ENTRIES PROVIDED
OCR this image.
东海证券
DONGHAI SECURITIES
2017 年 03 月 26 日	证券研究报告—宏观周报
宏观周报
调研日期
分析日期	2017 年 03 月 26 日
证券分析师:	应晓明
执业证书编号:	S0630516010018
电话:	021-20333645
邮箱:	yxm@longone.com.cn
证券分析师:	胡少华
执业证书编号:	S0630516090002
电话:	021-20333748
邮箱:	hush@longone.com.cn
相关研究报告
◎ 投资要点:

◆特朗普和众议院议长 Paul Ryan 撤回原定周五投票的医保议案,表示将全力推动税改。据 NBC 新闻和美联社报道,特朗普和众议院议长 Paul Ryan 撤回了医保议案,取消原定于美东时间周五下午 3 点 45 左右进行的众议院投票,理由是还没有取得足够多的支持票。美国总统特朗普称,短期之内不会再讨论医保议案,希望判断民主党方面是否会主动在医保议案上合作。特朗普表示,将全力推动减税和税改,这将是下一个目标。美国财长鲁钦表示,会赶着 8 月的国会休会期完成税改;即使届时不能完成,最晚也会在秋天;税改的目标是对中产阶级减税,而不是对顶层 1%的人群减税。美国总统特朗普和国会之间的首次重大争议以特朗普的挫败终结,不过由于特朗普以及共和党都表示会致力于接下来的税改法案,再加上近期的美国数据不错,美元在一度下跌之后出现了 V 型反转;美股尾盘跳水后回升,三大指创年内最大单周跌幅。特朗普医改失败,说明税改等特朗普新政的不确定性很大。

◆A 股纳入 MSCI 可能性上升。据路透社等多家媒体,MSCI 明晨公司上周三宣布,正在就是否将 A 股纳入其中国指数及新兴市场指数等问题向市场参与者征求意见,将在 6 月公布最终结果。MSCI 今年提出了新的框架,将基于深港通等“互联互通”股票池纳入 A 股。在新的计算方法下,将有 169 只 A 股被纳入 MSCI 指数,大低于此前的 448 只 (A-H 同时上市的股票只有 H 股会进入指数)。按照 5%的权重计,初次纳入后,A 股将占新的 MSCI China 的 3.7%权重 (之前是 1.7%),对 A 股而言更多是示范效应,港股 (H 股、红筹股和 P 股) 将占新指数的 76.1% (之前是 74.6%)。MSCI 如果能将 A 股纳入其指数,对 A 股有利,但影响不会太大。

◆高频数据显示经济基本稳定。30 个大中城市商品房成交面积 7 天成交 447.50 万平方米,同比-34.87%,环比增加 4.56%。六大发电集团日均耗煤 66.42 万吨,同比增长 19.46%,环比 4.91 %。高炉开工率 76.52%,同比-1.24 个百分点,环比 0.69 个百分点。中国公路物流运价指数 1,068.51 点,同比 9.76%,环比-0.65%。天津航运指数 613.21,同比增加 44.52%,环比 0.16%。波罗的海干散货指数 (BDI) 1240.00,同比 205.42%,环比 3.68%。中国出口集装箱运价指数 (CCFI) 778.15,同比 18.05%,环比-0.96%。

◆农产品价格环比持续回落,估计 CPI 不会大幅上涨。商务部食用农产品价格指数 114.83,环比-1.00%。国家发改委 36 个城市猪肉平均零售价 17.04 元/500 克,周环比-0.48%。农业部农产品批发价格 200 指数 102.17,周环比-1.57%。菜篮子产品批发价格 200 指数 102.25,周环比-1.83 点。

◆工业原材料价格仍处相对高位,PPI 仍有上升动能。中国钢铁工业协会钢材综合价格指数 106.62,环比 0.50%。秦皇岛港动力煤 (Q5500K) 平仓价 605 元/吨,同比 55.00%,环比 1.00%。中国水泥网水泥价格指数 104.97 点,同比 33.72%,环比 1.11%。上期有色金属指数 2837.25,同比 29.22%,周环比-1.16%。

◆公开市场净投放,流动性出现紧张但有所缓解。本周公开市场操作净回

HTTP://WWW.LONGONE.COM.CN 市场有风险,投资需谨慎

WHAT IS EXPECTED
Emit the full listing verbatim.

WRITTEN ANSWER
OCR this image.
东海证券
DONGHAI SECURITIES
2017 年 03 月 26 日	证券研究报告—宏观周报
宏观周报
调研日期
分析日期	2017 年 03 月 26 日
证券分析师:	应晓明
执业证书编号:	S0630516010018
电话:	021-20333645
邮箱:	yxm@longone.com.cn
证券分析师:	胡少华
执业证书编号:	S0630516090002
电话:	021-20333748
邮箱:	hush@longone.com.cn
相关研究报告
◎ 投资要点:

◆特朗普和众议院议长 Paul Ryan 撤回原定周五投票的医保议案,表示将全力推动税改。据 NBC 新闻和美联社报道,特朗普和众议院议长 Paul Ryan 撤回了医保议案,取消原定于美东时间周五下午 3 点 45 左右进行的众议院投票,理由是还没有取得足够多的支持票。美国总统特朗普称,短期之内不会再讨论医保议案,希望判断民主党方面是否会主动在医保议案上合作。特朗普表示,将全力推动减税和税改,这将是下一个目标。美国财长鲁钦表示,会赶着 8 月的国会休会期完成税改;即使届时不能完成,最晚也会在秋天;税改的目标是对中产阶级减税,而不是对顶层 1%的人群减税。美国总统特朗普和国会之间的首次重大争议以特朗普的挫败终结,不过由于特朗普以及共和党都表示会致力于接下来的税改法案,再加上近期的美国数据不错,美元在一度下跌之后出现了 V 型反转;美股尾盘跳水后回升,三大指创年内最大单周跌幅。特朗普医改失败,说明税改等特朗普新政的不确定性很大。

◆A 股纳入 MSCI 可能性上升。据路透社等多家媒体,MSCI 明晨公司上周三宣布,正在就是否将 A 股纳入其中国指数及新兴市场指数等问题向市场参与者征求意见,将在 6 月公布最终结果。MSCI 今年提出了新的框架,将基于深港通等“互联互通”股票池纳入 A 股。在新的计算方法下,将有 169 只 A 股被纳入 MSCI 指数,大低于此前的 448 只 (A-H 同时上市的股票只有 H 股会进入指数)。按照 5%的权重计,初次纳入后,A 股将占新的 MSCI China 的 3.7%权重 (之前是 1.7%),对 A 股而言更多是示范效应,港股 (H 股、红筹股和 P 股) 将占新指数的 76.1% (之前是 74.6%)。MSCI 如果能将 A 股纳入其指数,对 A 股有利,但影响不会太大。

◆高频数据显示经济基本稳定。30 个大中城市商品房成交面积 7 天成交 447.50 万平方米,同比-34.87%,环比增加 4.56%。六大发电集团日均耗煤 66.42 万吨,同比增长 19.46%,环比 4.91 %。高炉开工率 76.52%,同比-1.24 个百分点,环比 0.69 个百分点。中国公路物流运价指数 1,068.51 点,同比 9.76%,环比-0.65%。天津航运指数 613.21,同比增加 44.52%,环比 0.16%。波罗的海干散货指数 (BDI) 1240.00,同比 205.42%,环比 3.68%。中国出口集装箱运价指数 (CCFI) 778.15,同比 18.05%,环比-0.96%。

◆农产品价格环比持续回落,估计 CPI 不会大幅上涨。商务部食用农产品价格指数 114.83,环比-1.00%。国家发改委 36 个城市猪肉平均零售价 17.04 元/500 克,周环比-0.48%。农业部农产品批发价格 200 指数 102.17,周环比-1.57%。菜篮子产品批发价格 200 指数 102.25,周环比-1.83 点。

◆工业原材料价格仍处相对高位,PPI 仍有上升动能。中国钢铁工业协会钢材综合价格指数 106.62,环比 0.50%。秦皇岛港动力煤 (Q5500K) 平仓价 605 元/吨,同比 55.00%,环比 1.00%。中国水泥网水泥价格指数 104.97 点,同比 33.72%,环比 1.11%。上期有色金属指数 2837.25,同比 29.22%,周环比-1.16%。

◆公开市场净投放,流动性出现紧张但有所缓解。本周公开市场操作净回

HTTP://WWW.LONGONE.COM.CN 市场有风险,投资需谨慎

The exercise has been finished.